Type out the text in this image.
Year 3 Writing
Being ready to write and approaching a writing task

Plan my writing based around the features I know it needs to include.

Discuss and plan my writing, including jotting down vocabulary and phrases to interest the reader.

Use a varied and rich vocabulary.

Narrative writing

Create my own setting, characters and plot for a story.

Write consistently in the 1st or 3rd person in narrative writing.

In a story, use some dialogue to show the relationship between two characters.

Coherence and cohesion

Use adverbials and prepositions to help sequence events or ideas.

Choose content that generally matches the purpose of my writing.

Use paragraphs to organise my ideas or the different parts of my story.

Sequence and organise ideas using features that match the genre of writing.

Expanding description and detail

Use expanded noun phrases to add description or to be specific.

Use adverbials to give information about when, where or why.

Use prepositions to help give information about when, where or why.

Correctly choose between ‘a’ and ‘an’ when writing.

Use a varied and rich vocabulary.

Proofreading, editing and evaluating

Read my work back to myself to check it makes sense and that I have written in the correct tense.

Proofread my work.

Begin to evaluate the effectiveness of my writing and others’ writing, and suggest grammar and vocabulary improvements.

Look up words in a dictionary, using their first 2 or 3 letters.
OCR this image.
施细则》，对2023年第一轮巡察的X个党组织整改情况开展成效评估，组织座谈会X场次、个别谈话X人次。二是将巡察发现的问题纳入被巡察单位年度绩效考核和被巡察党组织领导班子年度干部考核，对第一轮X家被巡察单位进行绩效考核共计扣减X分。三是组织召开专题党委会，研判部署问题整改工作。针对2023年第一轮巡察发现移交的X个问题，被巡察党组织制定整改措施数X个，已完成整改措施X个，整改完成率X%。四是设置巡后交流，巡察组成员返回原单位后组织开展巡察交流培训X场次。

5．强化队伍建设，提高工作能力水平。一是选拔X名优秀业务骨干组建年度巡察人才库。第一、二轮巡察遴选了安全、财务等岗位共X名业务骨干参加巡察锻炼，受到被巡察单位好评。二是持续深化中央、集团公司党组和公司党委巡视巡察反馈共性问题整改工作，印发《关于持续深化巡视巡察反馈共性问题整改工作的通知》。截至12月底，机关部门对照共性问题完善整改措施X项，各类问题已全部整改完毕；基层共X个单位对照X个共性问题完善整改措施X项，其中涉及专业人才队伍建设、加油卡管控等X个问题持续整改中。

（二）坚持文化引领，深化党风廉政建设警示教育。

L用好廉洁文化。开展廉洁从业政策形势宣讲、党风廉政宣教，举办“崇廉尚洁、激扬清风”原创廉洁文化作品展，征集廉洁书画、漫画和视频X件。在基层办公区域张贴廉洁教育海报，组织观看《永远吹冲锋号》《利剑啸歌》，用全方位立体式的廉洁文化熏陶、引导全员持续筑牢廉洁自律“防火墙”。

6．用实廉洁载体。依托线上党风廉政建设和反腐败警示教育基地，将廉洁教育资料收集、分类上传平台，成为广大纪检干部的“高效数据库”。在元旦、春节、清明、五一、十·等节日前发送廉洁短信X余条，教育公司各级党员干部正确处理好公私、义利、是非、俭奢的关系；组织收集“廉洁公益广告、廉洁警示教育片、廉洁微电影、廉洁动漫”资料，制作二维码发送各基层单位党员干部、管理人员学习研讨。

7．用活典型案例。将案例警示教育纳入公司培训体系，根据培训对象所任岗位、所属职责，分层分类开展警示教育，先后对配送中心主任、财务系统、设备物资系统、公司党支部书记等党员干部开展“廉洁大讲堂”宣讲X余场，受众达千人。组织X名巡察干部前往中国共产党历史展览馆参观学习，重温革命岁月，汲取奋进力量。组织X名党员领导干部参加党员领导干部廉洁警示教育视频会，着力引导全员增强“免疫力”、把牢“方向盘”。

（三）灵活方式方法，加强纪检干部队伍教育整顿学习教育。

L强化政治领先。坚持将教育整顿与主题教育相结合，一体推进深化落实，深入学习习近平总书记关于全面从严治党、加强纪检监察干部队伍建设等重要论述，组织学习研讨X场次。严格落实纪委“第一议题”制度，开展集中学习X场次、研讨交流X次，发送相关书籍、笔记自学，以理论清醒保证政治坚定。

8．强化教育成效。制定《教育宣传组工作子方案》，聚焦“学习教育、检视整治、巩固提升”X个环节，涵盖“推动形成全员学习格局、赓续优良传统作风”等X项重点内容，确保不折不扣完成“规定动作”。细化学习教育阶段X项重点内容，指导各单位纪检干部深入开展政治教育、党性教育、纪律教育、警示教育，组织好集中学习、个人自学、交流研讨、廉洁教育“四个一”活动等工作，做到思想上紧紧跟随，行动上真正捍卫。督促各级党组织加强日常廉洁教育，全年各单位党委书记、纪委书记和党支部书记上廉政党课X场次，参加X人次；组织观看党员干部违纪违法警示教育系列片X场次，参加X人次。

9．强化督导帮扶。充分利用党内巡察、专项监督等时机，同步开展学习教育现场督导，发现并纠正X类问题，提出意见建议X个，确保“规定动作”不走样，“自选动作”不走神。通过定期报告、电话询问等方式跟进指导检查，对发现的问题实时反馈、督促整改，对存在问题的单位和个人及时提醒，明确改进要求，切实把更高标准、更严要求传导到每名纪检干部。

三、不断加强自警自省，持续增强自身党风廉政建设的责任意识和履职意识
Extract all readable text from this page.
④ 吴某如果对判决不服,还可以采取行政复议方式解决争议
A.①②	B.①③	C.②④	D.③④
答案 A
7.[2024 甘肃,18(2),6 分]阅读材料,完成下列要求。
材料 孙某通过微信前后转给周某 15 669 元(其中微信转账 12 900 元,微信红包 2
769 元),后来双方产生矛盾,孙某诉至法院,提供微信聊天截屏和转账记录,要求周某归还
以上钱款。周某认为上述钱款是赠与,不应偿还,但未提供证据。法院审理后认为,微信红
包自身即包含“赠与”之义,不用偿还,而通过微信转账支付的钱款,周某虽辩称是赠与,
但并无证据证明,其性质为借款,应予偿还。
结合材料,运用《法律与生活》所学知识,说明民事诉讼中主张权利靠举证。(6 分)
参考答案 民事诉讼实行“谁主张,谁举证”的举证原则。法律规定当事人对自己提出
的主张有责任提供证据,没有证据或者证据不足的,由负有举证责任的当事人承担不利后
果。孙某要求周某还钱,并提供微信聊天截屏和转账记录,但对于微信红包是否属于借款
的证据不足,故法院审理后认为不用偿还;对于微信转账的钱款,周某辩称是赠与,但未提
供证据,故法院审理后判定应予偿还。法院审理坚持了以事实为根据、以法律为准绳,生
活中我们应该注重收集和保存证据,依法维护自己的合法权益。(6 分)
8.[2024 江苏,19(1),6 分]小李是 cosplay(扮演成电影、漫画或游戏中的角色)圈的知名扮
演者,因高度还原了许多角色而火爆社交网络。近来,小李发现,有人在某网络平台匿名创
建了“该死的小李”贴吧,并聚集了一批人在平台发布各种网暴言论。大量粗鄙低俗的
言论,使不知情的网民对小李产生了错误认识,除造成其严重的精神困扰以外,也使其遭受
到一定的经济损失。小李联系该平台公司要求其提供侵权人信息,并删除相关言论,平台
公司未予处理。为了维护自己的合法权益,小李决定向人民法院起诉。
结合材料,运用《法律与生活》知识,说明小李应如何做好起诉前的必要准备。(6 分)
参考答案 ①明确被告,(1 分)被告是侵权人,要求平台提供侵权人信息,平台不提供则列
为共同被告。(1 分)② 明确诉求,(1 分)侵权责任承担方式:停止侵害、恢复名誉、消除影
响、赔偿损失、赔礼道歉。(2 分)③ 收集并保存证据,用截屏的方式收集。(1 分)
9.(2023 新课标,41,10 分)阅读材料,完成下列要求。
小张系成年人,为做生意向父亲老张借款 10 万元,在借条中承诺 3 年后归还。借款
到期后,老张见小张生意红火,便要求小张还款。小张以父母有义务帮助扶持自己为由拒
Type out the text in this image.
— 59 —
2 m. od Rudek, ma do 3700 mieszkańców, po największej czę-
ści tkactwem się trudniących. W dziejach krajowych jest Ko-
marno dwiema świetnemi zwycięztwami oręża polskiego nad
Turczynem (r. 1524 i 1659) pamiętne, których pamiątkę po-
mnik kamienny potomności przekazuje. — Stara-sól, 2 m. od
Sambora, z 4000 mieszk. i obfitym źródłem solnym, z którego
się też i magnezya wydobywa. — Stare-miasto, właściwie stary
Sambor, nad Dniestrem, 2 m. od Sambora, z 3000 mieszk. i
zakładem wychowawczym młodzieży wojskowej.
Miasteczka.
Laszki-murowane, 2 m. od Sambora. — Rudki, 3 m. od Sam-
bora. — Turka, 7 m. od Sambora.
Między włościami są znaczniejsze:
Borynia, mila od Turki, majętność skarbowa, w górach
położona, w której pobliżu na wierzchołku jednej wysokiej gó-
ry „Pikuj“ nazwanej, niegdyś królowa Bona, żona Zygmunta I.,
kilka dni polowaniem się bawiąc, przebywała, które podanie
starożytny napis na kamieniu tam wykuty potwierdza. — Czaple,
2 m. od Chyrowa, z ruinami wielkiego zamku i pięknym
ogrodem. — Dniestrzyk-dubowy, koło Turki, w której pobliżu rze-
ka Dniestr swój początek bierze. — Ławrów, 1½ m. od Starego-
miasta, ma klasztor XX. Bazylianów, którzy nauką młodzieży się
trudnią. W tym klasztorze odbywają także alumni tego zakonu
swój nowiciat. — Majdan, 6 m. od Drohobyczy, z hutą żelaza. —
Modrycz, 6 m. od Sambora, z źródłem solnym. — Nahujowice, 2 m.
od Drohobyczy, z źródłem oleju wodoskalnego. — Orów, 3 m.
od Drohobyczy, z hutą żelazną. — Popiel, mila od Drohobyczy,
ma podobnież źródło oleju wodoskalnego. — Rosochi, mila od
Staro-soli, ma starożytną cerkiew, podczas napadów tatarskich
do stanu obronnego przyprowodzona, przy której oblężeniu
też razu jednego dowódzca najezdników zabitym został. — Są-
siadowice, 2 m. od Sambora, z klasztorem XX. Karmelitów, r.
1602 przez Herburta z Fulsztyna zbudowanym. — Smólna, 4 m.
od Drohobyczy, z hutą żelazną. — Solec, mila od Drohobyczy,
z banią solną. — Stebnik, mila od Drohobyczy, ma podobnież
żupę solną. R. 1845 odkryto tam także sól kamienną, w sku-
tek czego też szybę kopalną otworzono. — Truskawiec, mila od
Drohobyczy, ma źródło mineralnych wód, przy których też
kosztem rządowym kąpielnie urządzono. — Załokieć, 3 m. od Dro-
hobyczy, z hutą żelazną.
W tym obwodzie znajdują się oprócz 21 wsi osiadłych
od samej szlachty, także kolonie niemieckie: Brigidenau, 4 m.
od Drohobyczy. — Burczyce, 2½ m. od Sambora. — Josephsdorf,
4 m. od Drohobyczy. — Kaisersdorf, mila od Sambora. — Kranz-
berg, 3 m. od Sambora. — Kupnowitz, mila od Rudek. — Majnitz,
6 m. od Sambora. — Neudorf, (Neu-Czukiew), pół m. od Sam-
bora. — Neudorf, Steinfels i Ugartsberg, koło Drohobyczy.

☆ ☆ ☆

▶ **STATED GOAL**: Tally the lines containing "hutą". Provide the number without any other words.

▶ **SOLUTION TO THE PROBLEM**: 4